* **Dataset listings of figures**
BEGIN

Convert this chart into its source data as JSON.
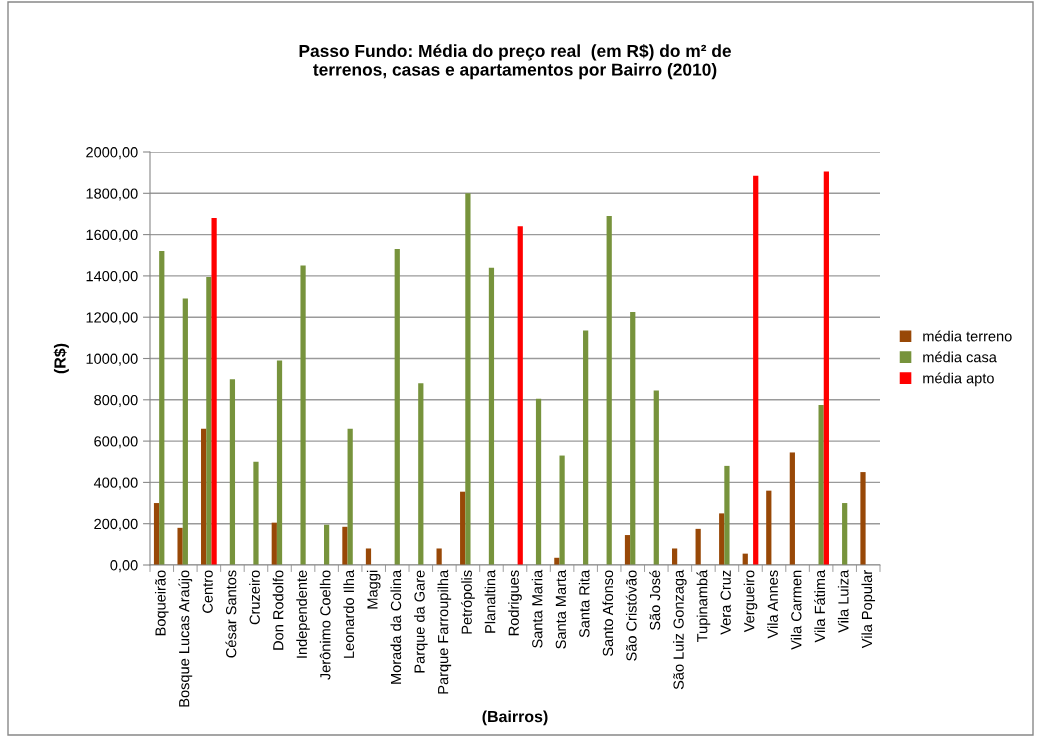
{
  "chart_data": {
    "type": "bar",
    "title": "Passo Fundo: Média do preço real  (em R$) do m² de\nterrenos, casas e apartamentos por Bairro (2010)",
    "xlabel": "(Bairros)",
    "ylabel": "(R$)",
    "categories": [
      "Boqueirão",
      "Bosque Lucas Araújo",
      "Centro",
      "César Santos",
      "Cruzeiro",
      "Don Rodolfo",
      "Independente",
      "Jerônimo Coelho",
      "Leonardo Ilha",
      "Maggi",
      "Morada da Colina",
      "Parque da Gare",
      "Parque Farroupilha",
      "Petrópolis",
      "Planaltina",
      "Rodrigues",
      "Santa Maria",
      "Santa Marta",
      "Santa Rita",
      "Santo Afonso",
      "São Cristóvão",
      "São José",
      "São Luiz Gonzaga",
      "Tupinambá",
      "Vera Cruz",
      "Vergueiro",
      "Vila Annes",
      "Vila Carmen",
      "Vila Fátima",
      "Vila Luiza",
      "Vila Popular"
    ],
    "series": [
      {
        "name": "média terreno",
        "color": "#984807",
        "values": [
          300,
          180,
          660,
          null,
          null,
          205,
          null,
          null,
          185,
          80,
          null,
          null,
          80,
          355,
          null,
          null,
          null,
          35,
          null,
          null,
          145,
          null,
          80,
          175,
          250,
          55,
          360,
          545,
          null,
          null,
          450
        ]
      },
      {
        "name": "média casa",
        "color": "#77933c",
        "values": [
          1520,
          1290,
          1395,
          900,
          500,
          990,
          1450,
          195,
          660,
          null,
          1530,
          880,
          null,
          1800,
          1440,
          null,
          805,
          530,
          1135,
          1690,
          1225,
          845,
          null,
          null,
          480,
          null,
          null,
          null,
          775,
          300,
          null
        ]
      },
      {
        "name": "média apto",
        "color": "#ff0000",
        "values": [
          null,
          null,
          1680,
          null,
          null,
          null,
          null,
          null,
          null,
          null,
          null,
          null,
          null,
          null,
          null,
          1640,
          null,
          null,
          null,
          null,
          null,
          null,
          null,
          null,
          null,
          1885,
          null,
          null,
          1905,
          null,
          null
        ]
      }
    ],
    "ylim": [
      0,
      2000
    ],
    "yticks": [
      {
        "value": 0,
        "label": "0,00"
      },
      {
        "value": 200,
        "label": "200,00"
      },
      {
        "value": 400,
        "label": "400,00"
      },
      {
        "value": 600,
        "label": "600,00"
      },
      {
        "value": 800,
        "label": "800,00"
      },
      {
        "value": 1000,
        "label": "1000,00"
      },
      {
        "value": 1200,
        "label": "1200,00"
      },
      {
        "value": 1400,
        "label": "1400,00"
      },
      {
        "value": 1600,
        "label": "1600,00"
      },
      {
        "value": 1800,
        "label": "1800,00"
      },
      {
        "value": 2000,
        "label": "2000,00"
      }
    ],
    "grid": "y",
    "legend": "right"
  }
}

END

Reproduce each record above by retyping it exactly; omit all images.

Convert this chart into its source data as JSON.
{
  "chart_data": {
    "type": "bar",
    "title": "Passo Fundo: Média do preço real  (em R$) do m² de\nterrenos, casas e apartamentos por Bairro (2010)",
    "xlabel": "(Bairros)",
    "ylabel": "(R$)",
    "categories": [
      "Boqueirão",
      "Bosque Lucas Araújo",
      "Centro",
      "César Santos",
      "Cruzeiro",
      "Don Rodolfo",
      "Independente",
      "Jerônimo Coelho",
      "Leonardo Ilha",
      "Maggi",
      "Morada da Colina",
      "Parque da Gare",
      "Parque Farroupilha",
      "Petrópolis",
      "Planaltina",
      "Rodrigues",
      "Santa Maria",
      "Santa Marta",
      "Santa Rita",
      "Santo Afonso",
      "São Cristóvão",
      "São José",
      "São Luiz Gonzaga",
      "Tupinambá",
      "Vera Cruz",
      "Vergueiro",
      "Vila Annes",
      "Vila Carmen",
      "Vila Fátima",
      "Vila Luiza",
      "Vila Popular"
    ],
    "series": [
      {
        "name": "média terreno",
        "color": "#984807",
        "values": [
          300,
          180,
          660,
          null,
          null,
          205,
          null,
          null,
          185,
          80,
          null,
          null,
          80,
          355,
          null,
          null,
          null,
          35,
          null,
          null,
          145,
          null,
          80,
          175,
          250,
          55,
          360,
          545,
          null,
          null,
          450
        ]
      },
      {
        "name": "média casa",
        "color": "#77933c",
        "values": [
          1520,
          1290,
          1395,
          900,
          500,
          990,
          1450,
          195,
          660,
          null,
          1530,
          880,
          null,
          1800,
          1440,
          null,
          805,
          530,
          1135,
          1690,
          1225,
          845,
          null,
          null,
          480,
          null,
          null,
          null,
          775,
          300,
          null
        ]
      },
      {
        "name": "média apto",
        "color": "#ff0000",
        "values": [
          null,
          null,
          1680,
          null,
          null,
          null,
          null,
          null,
          null,
          null,
          null,
          null,
          null,
          null,
          null,
          1640,
          null,
          null,
          null,
          null,
          null,
          null,
          null,
          null,
          null,
          1885,
          null,
          null,
          1905,
          null,
          null
        ]
      }
    ],
    "ylim": [
      0,
      2000
    ],
    "yticks": [
      {
        "value": 0,
        "label": "0,00"
      },
      {
        "value": 200,
        "label": "200,00"
      },
      {
        "value": 400,
        "label": "400,00"
      },
      {
        "value": 600,
        "label": "600,00"
      },
      {
        "value": 800,
        "label": "800,00"
      },
      {
        "value": 1000,
        "label": "1000,00"
      },
      {
        "value": 1200,
        "label": "1200,00"
      },
      {
        "value": 1400,
        "label": "1400,00"
      },
      {
        "value": 1600,
        "label": "1600,00"
      },
      {
        "value": 1800,
        "label": "1800,00"
      },
      {
        "value": 2000,
        "label": "2000,00"
      }
    ],
    "grid": "y",
    "legend": "right"
  }
}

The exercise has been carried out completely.